Problem details >>
Present the data below as a Markdown table with two columns, "No." for the row number and "Line" for the line itself. Skip blank lines, and omit the pictures.

[Layout annotation data]
________________________

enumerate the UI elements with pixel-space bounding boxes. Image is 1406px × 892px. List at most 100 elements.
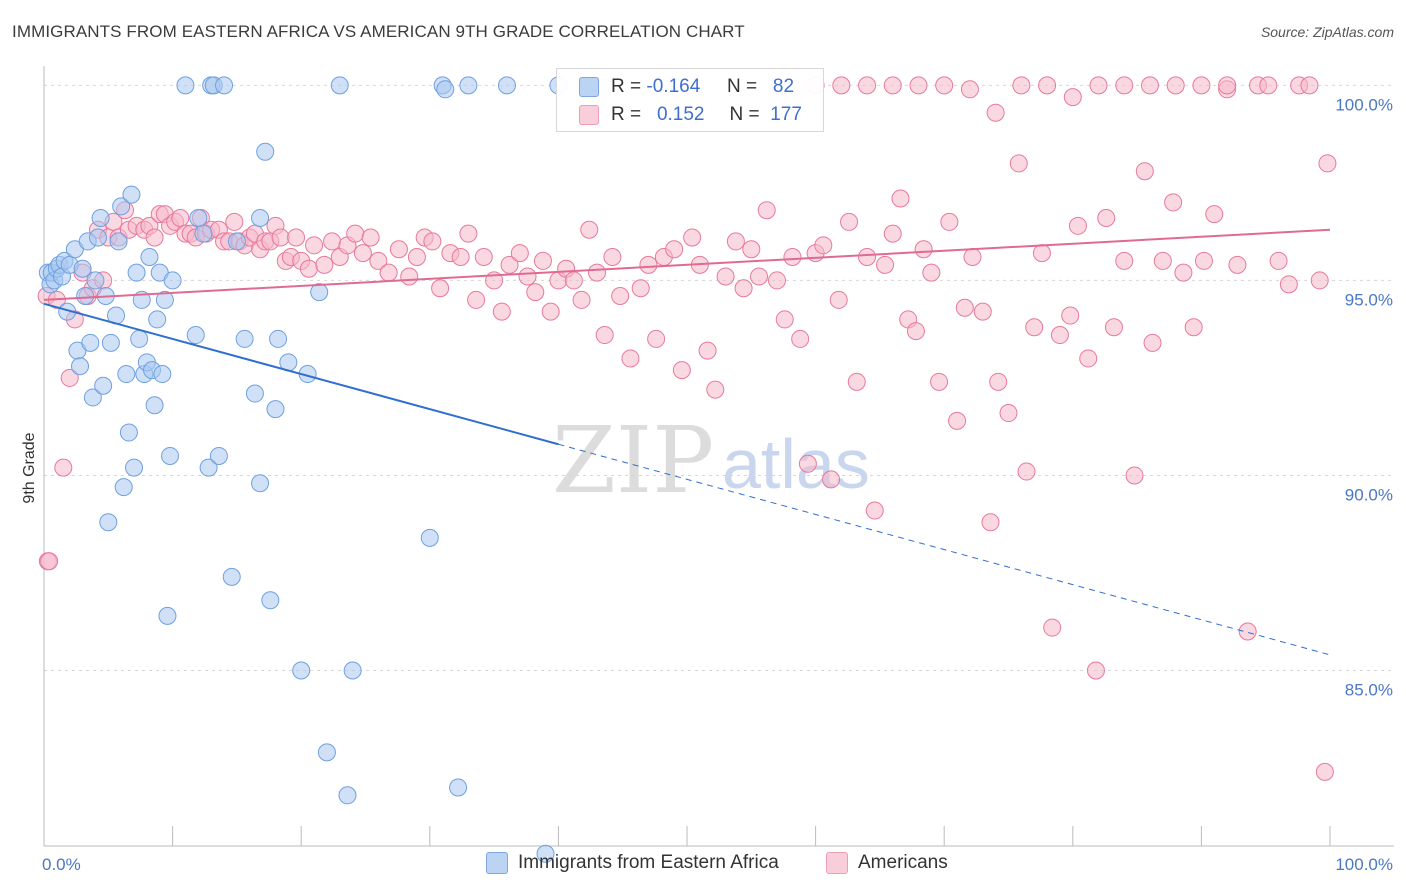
americans-point [1032, 244, 1051, 263]
americans-point [564, 271, 583, 290]
immigrants-point [436, 80, 455, 99]
pink-swatch [579, 105, 599, 125]
americans-point [768, 271, 787, 290]
americans-point [346, 224, 365, 243]
immigrants-point [86, 271, 105, 290]
immigrants-point [338, 786, 357, 805]
americans-point [935, 76, 954, 95]
immigrants-point [235, 329, 254, 348]
immigrants-point [269, 329, 288, 348]
immigrants-point [261, 591, 280, 610]
americans-point [1025, 318, 1044, 337]
americans-point [225, 212, 244, 231]
americans-point [840, 212, 859, 231]
r-label: R = [611, 76, 642, 97]
immigrants-point [459, 76, 478, 95]
immigrants-point [186, 326, 205, 345]
americans-point [922, 263, 941, 282]
americans-point [1038, 76, 1057, 95]
americans-point [672, 361, 691, 380]
y-tick-label: 90.0% [1345, 485, 1393, 504]
stats-row-blue: R = -0.164 N = 82 [557, 73, 794, 101]
americans-point [1017, 462, 1036, 481]
americans-point [960, 80, 979, 99]
immigrants-point [245, 384, 264, 403]
stats-box: R = -0.164 N = 82 R = 0.152 N = 177 [556, 68, 824, 132]
americans-point [271, 228, 290, 247]
americans-point [1143, 333, 1162, 352]
americans-point [1194, 251, 1213, 270]
americans-point [389, 240, 408, 259]
legend-label-americans: Americans [858, 852, 948, 873]
americans-point [1315, 762, 1334, 781]
americans-point [1089, 76, 1108, 95]
americans-point [431, 279, 450, 298]
legend-item-immigrants[interactable]: Immigrants from Eastern Africa [486, 852, 779, 874]
immigrants-point [251, 474, 270, 493]
americans-point [1205, 205, 1224, 224]
americans-point [1164, 193, 1183, 212]
americans-point [1104, 318, 1123, 337]
americans-point [1228, 255, 1247, 274]
legend-swatch-blue [486, 852, 508, 874]
immigrants-point [73, 259, 92, 278]
y-tick-label: 85.0% [1345, 680, 1393, 699]
americans-point [891, 189, 910, 208]
legend-swatch-pink [826, 852, 848, 874]
trend-lines [43, 228, 1331, 656]
americans-point [999, 404, 1018, 423]
americans-point [883, 76, 902, 95]
americans-point [474, 248, 493, 267]
americans-point [1063, 88, 1082, 107]
watermark-zip: ZIP [552, 407, 714, 514]
watermark-atlas: atlas [722, 425, 870, 503]
immigrants-point [536, 844, 555, 863]
immigrants-point [119, 423, 138, 442]
americans-point [791, 329, 810, 348]
americans-point [145, 228, 164, 247]
americans-point [742, 240, 761, 259]
americans-point [518, 267, 537, 286]
americans-point [750, 267, 769, 286]
americans-point [1153, 251, 1172, 270]
americans-point [40, 552, 59, 571]
americans-point [1115, 251, 1134, 270]
americans-point [973, 302, 992, 321]
series-immigrants-eastern-africa [38, 76, 568, 863]
immigrants-point [163, 271, 182, 290]
americans-point [323, 232, 342, 251]
immigrants-point [161, 446, 180, 465]
immigrants-point [176, 76, 195, 95]
legend-item-americans[interactable]: Americans [826, 852, 948, 874]
americans-point [353, 244, 372, 263]
immigrants-point [71, 357, 90, 376]
immigrants-point [122, 185, 141, 204]
americans-point [1061, 306, 1080, 325]
immigrants-point [109, 232, 128, 251]
americans-point [981, 513, 1000, 532]
americans-point [1068, 216, 1087, 235]
y-tick-label: 100.0% [1335, 95, 1393, 114]
americans-point [847, 372, 866, 391]
americans-point [909, 76, 928, 95]
immigrants-point [497, 76, 516, 95]
americans-point [379, 263, 398, 282]
immigrants-point [101, 333, 120, 352]
americans-point [986, 103, 1005, 122]
y-tick-label: 95.0% [1345, 290, 1393, 309]
immigrants-point [153, 365, 172, 384]
immigrants-point [222, 567, 241, 586]
americans-point [783, 248, 802, 267]
x-tick-labels: 0.0% 100.0% [42, 855, 1393, 874]
americans-point [1279, 275, 1298, 294]
americans-point [1192, 76, 1211, 95]
americans-point [1043, 618, 1062, 637]
immigrants-point [148, 310, 167, 329]
n-value-pink: 177 [770, 104, 802, 125]
americans-point [423, 232, 442, 251]
americans-point [533, 251, 552, 270]
americans-point [451, 248, 470, 267]
americans-point [1218, 76, 1237, 95]
immigrants-point [114, 478, 133, 497]
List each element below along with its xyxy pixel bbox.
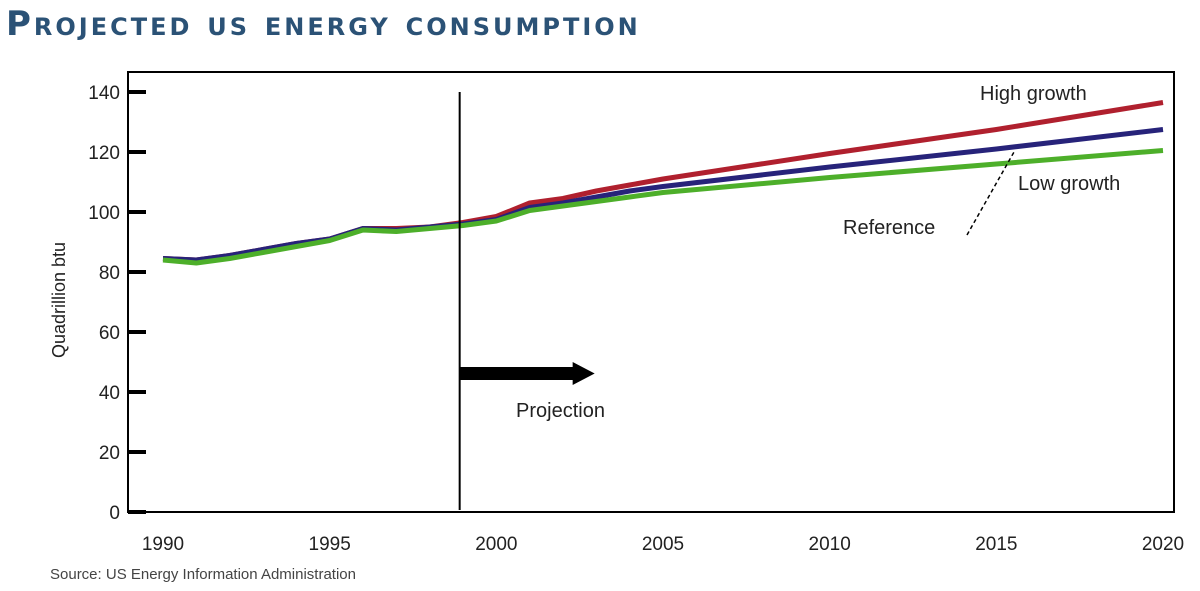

________________________

Reply >>
| No. | Line |
|---|---|
| 1 | enumerate the UI elements with pixel-space bounding boxes. Image is 1406px × 892px. List at most 100 elements. |
| 2 | americans-point [1032, 244, 1051, 263] |
| 3 | americans-point [564, 271, 583, 290] |
| 4 | immigrants-point [436, 80, 455, 99] |
| 5 | pink-swatch [579, 105, 599, 125] |
| 6 | americans-point [768, 271, 787, 290] |
| 7 | americans-point [346, 224, 365, 243] |
| 8 | immigrants-point [86, 271, 105, 290] |
| 9 | immigrants-point [338, 786, 357, 805] |
| 10 | americans-point [935, 76, 954, 95] |
| 11 | immigrants-point [235, 329, 254, 348] |
| 12 | immigrants-point [269, 329, 288, 348] |
| 13 | immigrants-point [261, 591, 280, 610] |
| 14 | americans-point [1025, 318, 1044, 337] |
| 15 | americans-point [225, 212, 244, 231] |
| 16 | americans-point [840, 212, 859, 231] |
| 17 | r-label: R = [611, 76, 642, 97] |
| 18 | immigrants-point [459, 76, 478, 95] |
| 19 | immigrants-point [186, 326, 205, 345] |
| 20 | americans-point [922, 263, 941, 282] |
| 21 | americans-point [1038, 76, 1057, 95] |
| 22 | americans-point [672, 361, 691, 380] |
| 23 | y-tick-label: 90.0% [1345, 485, 1393, 504] |
| 24 | stats-row-blue: R = -0.164 N = 82 [557, 73, 794, 101] |
| 25 | americans-point [1017, 462, 1036, 481] |
| 26 | americans-point [960, 80, 979, 99] |
| 27 | immigrants-point [245, 384, 264, 403] |
| 28 | stats-box: R = -0.164 N = 82 R = 0.152 N = 177 [556, 68, 824, 132] |
| 29 | americans-point [271, 228, 290, 247] |
| 30 | americans-point [1143, 333, 1162, 352] |
| 31 | americans-point [1194, 251, 1213, 270] |
| 32 | americans-point [389, 240, 408, 259] |
| 33 | legend-label-americans: Americans [858, 852, 948, 873] |
| 34 | americans-point [1315, 762, 1334, 781] |
| 35 | americans-point [1089, 76, 1108, 95] |
| 36 | americans-point [431, 279, 450, 298] |
| 37 | legend-item-immigrants[interactable]: Immigrants from Eastern Africa [486, 852, 779, 874] |
| 38 | immigrants-point [251, 474, 270, 493] |
| 39 | americans-point [1205, 205, 1224, 224] |
| 40 | americans-point [1164, 193, 1183, 212] |
| 41 | americans-point [1104, 318, 1123, 337] |
| 42 | americans-point [1228, 255, 1247, 274] |
| 43 | legend-swatch-blue [486, 852, 508, 874] |
| 44 | immigrants-point [73, 259, 92, 278] |
| 45 | y-tick-label: 85.0% [1345, 680, 1393, 699] |
| 46 | americans-point [891, 189, 910, 208] |
| 47 | legend-swatch-pink [826, 852, 848, 874] |
| 48 | trend-lines [43, 228, 1331, 656] |
| 49 | americans-point [999, 404, 1018, 423] |
| 50 | americans-point [883, 76, 902, 95] |
| 51 | americans-point [474, 248, 493, 267] |
| 52 | americans-point [1063, 88, 1082, 107] |
| 53 | watermark-zip: ZIP [552, 407, 714, 514] |
| 54 | watermark-atlas: atlas [722, 425, 870, 503] |
| 55 | immigrants-point [536, 844, 555, 863] |
| 56 | immigrants-point [119, 423, 138, 442] |
| 57 | americans-point [791, 329, 810, 348] |
| 58 | americans-point [145, 228, 164, 247] |
| 59 | americans-point [742, 240, 761, 259] |
| 60 | americans-point [518, 267, 537, 286] |
| 61 | americans-point [750, 267, 769, 286] |
| 62 | americans-point [1153, 251, 1172, 270] |
| 63 | americans-point [40, 552, 59, 571] |
| 64 | americans-point [1115, 251, 1134, 270] |
| 65 | americans-point [973, 302, 992, 321] |
| 66 | series-immigrants-eastern-africa [38, 76, 568, 863] |
| 67 | immigrants-point [163, 271, 182, 290] |
| 68 | americans-point [323, 232, 342, 251] |
| 69 | immigrants-point [161, 446, 180, 465] |
| 70 | immigrants-point [176, 76, 195, 95] |
| 71 | legend-item-americans[interactable]: Americans [826, 852, 948, 874] |
| 72 | americans-point [353, 244, 372, 263] |
| 73 | immigrants-point [71, 357, 90, 376] |
| 74 | immigrants-point [122, 185, 141, 204] |
| 75 | americans-point [1061, 306, 1080, 325] |
| 76 | immigrants-point [109, 232, 128, 251] |
| 77 | americans-point [981, 513, 1000, 532] |
| 78 | americans-point [1068, 216, 1087, 235] |
| 79 | y-tick-label: 100.0% [1335, 95, 1393, 114] |
| 80 | americans-point [847, 372, 866, 391] |
| 81 | americans-point [909, 76, 928, 95] |
| 82 | immigrants-point [497, 76, 516, 95] |
| 83 | americans-point [379, 263, 398, 282] |
| 84 | immigrants-point [101, 333, 120, 352] |
| 85 | americans-point [986, 103, 1005, 122] |
| 86 | y-tick-label: 95.0% [1345, 290, 1393, 309] |
| 87 | immigrants-point [153, 365, 172, 384] |
| 88 | immigrants-point [222, 567, 241, 586] |
| 89 | americans-point [783, 248, 802, 267] |
| 90 | x-tick-labels: 0.0% 100.0% [42, 855, 1393, 874] |
| 91 | americans-point [1279, 275, 1298, 294] |
| 92 | americans-point [1192, 76, 1211, 95] |
| 93 | americans-point [1043, 618, 1062, 637] |
| 94 | immigrants-point [148, 310, 167, 329] |
| 95 | n-value-pink: 177 [770, 104, 802, 125] |
| 96 | americans-point [423, 232, 442, 251] |
| 97 | americans-point [533, 251, 552, 270] |
| 98 | americans-point [451, 248, 470, 267] |
| 99 | americans-point [1218, 76, 1237, 95] |
| 100 | immigrants-point [114, 478, 133, 497] |
| 101 | List each element below along with its xyxy pixel bbox. |